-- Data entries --
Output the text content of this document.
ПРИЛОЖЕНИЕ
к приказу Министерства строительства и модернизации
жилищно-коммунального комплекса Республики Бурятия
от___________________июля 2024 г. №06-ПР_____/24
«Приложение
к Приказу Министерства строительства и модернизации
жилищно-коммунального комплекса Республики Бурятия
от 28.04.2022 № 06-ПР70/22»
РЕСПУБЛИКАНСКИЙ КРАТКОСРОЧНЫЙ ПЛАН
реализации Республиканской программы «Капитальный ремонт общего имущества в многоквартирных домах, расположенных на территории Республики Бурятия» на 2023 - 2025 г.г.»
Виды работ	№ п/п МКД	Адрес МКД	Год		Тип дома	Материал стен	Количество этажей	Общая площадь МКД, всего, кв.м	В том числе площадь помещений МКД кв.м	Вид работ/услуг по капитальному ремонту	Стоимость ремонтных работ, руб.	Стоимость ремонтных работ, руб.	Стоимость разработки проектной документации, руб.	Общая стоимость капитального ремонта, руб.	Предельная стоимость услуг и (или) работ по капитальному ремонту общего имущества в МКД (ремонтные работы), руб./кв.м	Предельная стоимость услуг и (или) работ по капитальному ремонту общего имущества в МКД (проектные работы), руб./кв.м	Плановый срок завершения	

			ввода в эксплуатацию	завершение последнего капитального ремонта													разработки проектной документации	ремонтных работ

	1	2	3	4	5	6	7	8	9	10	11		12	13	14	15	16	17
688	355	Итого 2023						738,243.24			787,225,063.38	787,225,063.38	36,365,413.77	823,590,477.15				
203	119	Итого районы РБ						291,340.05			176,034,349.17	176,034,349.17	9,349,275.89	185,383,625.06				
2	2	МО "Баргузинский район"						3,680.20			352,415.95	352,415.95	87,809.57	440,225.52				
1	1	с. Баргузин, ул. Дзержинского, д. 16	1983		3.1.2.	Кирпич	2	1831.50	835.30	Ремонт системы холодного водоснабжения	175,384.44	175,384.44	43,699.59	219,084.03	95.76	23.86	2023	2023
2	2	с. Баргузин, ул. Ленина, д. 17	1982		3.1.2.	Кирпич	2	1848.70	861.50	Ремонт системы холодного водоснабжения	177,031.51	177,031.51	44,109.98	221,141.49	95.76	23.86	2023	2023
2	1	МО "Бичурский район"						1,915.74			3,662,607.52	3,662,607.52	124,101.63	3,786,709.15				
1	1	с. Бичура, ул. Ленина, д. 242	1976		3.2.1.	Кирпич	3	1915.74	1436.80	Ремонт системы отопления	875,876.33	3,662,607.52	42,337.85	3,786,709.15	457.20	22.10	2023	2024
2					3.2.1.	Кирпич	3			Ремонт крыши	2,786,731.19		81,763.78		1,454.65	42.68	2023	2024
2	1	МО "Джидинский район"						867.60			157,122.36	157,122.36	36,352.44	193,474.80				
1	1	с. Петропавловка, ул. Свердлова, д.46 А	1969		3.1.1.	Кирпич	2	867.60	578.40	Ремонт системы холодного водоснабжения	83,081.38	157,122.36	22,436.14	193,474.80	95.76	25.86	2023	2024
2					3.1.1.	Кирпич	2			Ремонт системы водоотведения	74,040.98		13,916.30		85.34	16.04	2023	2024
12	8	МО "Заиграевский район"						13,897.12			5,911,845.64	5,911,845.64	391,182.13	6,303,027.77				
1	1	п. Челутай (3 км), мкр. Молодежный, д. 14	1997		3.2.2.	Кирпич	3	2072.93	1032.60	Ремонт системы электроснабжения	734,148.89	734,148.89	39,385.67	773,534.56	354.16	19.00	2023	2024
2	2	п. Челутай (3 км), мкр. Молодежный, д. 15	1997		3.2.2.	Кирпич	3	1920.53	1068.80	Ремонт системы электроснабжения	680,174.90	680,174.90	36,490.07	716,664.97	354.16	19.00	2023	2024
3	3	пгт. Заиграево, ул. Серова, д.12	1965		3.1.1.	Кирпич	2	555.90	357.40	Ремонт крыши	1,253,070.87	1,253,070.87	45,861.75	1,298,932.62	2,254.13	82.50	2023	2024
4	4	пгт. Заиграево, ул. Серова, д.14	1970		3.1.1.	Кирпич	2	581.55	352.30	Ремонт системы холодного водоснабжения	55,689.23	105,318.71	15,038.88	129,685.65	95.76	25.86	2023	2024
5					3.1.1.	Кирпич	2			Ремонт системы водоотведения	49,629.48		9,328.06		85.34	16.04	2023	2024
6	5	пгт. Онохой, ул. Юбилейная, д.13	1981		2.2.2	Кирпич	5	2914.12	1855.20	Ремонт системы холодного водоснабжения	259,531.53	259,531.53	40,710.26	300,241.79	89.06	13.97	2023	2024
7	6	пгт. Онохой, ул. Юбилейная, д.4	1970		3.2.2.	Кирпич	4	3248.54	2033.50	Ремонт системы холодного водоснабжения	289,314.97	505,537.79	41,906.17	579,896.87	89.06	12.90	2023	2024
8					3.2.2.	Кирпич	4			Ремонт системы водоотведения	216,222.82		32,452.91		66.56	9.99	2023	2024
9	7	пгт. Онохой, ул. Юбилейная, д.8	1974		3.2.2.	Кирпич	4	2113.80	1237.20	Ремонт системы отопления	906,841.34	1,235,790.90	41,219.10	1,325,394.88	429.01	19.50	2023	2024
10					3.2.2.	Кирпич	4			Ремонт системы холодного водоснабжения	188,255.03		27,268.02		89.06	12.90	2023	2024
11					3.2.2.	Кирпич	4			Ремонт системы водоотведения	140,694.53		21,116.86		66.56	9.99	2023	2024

-- TASK STATEMENT --
Give the listing above again, word for word.

-- RIGHT ANSWER --
Output the text content of this document.
ПРИЛОЖЕНИЕ
к приказу Министерства строительства и модернизации
жилищно-коммунального комплекса Республики Бурятия
от___________________июля 2024 г. №06-ПР_____/24
«Приложение
к Приказу Министерства строительства и модернизации
жилищно-коммунального комплекса Республики Бурятия
от 28.04.2022 № 06-ПР70/22»
РЕСПУБЛИКАНСКИЙ КРАТКОСРОЧНЫЙ ПЛАН
реализации Республиканской программы «Капитальный ремонт общего имущества в многоквартирных домах, расположенных на территории Республики Бурятия» на 2023 - 2025 г.г.»
Виды работ	№ п/п МКД	Адрес МКД	Год		Тип дома	Материал стен	Количество этажей	Общая площадь МКД, всего, кв.м	В том числе площадь помещений МКД кв.м	Вид работ/услуг по капитальному ремонту	Стоимость ремонтных работ, руб.	Стоимость ремонтных работ, руб.	Стоимость разработки проектной документации, руб.	Общая стоимость капитального ремонта, руб.	Предельная стоимость услуг и (или) работ по капитальному ремонту общего имущества в МКД (ремонтные работы), руб./кв.м	Предельная стоимость услуг и (или) работ по капитальному ремонту общего имущества в МКД (проектные работы), руб./кв.м	Плановый срок завершения	

			ввода в эксплуатацию	завершение последнего капитального ремонта													разработки проектной документации	ремонтных работ

	1	2	3	4	5	6	7	8	9	10	11		12	13	14	15	16	17
688	355	Итого 2023						738,243.24			787,225,063.38	787,225,063.38	36,365,413.77	823,590,477.15				
203	119	Итого районы РБ						291,340.05			176,034,349.17	176,034,349.17	9,349,275.89	185,383,625.06				
2	2	МО "Баргузинский район"						3,680.20			352,415.95	352,415.95	87,809.57	440,225.52				
1	1	с. Баргузин, ул. Дзержинского, д. 16	1983		3.1.2.	Кирпич	2	1831.50	835.30	Ремонт системы холодного водоснабжения	175,384.44	175,384.44	43,699.59	219,084.03	95.76	23.86	2023	2023
2	2	с. Баргузин, ул. Ленина, д. 17	1982		3.1.2.	Кирпич	2	1848.70	861.50	Ремонт системы холодного водоснабжения	177,031.51	177,031.51	44,109.98	221,141.49	95.76	23.86	2023	2023
2	1	МО "Бичурский район"						1,915.74			3,662,607.52	3,662,607.52	124,101.63	3,786,709.15				
1	1	с. Бичура, ул. Ленина, д. 242	1976		3.2.1.	Кирпич	3	1915.74	1436.80	Ремонт системы отопления	875,876.33	3,662,607.52	42,337.85	3,786,709.15	457.20	22.10	2023	2024
2					3.2.1.	Кирпич	3			Ремонт крыши	2,786,731.19		81,763.78		1,454.65	42.68	2023	2024
2	1	МО "Джидинский район"						867.60			157,122.36	157,122.36	36,352.44	193,474.80				
1	1	с. Петропавловка, ул. Свердлова, д.46 А	1969		3.1.1.	Кирпич	2	867.60	578.40	Ремонт системы холодного водоснабжения	83,081.38	157,122.36	22,436.14	193,474.80	95.76	25.86	2023	2024
2					3.1.1.	Кирпич	2			Ремонт системы водоотведения	74,040.98		13,916.30		85.34	16.04	2023	2024
12	8	МО "Заиграевский район"						13,897.12			5,911,845.64	5,911,845.64	391,182.13	6,303,027.77				
1	1	п. Челутай (3 км), мкр. Молодежный, д. 14	1997		3.2.2.	Кирпич	3	2072.93	1032.60	Ремонт системы электроснабжения	734,148.89	734,148.89	39,385.67	773,534.56	354.16	19.00	2023	2024
2	2	п. Челутай (3 км), мкр. Молодежный, д. 15	1997		3.2.2.	Кирпич	3	1920.53	1068.80	Ремонт системы электроснабжения	680,174.90	680,174.90	36,490.07	716,664.97	354.16	19.00	2023	2024
3	3	пгт. Заиграево, ул. Серова, д.12	1965		3.1.1.	Кирпич	2	555.90	357.40	Ремонт крыши	1,253,070.87	1,253,070.87	45,861.75	1,298,932.62	2,254.13	82.50	2023	2024
4	4	пгт. Заиграево, ул. Серова, д.14	1970		3.1.1.	Кирпич	2	581.55	352.30	Ремонт системы холодного водоснабжения	55,689.23	105,318.71	15,038.88	129,685.65	95.76	25.86	2023	2024
5					3.1.1.	Кирпич	2			Ремонт системы водоотведения	49,629.48		9,328.06		85.34	16.04	2023	2024
6	5	пгт. Онохой, ул. Юбилейная, д.13	1981		2.2.2	Кирпич	5	2914.12	1855.20	Ремонт системы холодного водоснабжения	259,531.53	259,531.53	40,710.26	300,241.79	89.06	13.97	2023	2024
7	6	пгт. Онохой, ул. Юбилейная, д.4	1970		3.2.2.	Кирпич	4	3248.54	2033.50	Ремонт системы холодного водоснабжения	289,314.97	505,537.79	41,906.17	579,896.87	89.06	12.90	2023	2024
8					3.2.2.	Кирпич	4			Ремонт системы водоотведения	216,222.82		32,452.91		66.56	9.99	2023	2024
9	7	пгт. Онохой, ул. Юбилейная, д.8	1974		3.2.2.	Кирпич	4	2113.80	1237.20	Ремонт системы отопления	906,841.34	1,235,790.90	41,219.10	1,325,394.88	429.01	19.50	2023	2024
10					3.2.2.	Кирпич	4			Ремонт системы холодного водоснабжения	188,255.03		27,268.02		89.06	12.90	2023	2024
11					3.2.2.	Кирпич	4			Ремонт системы водоотведения	140,694.53		21,116.86		66.56	9.99	2023	2024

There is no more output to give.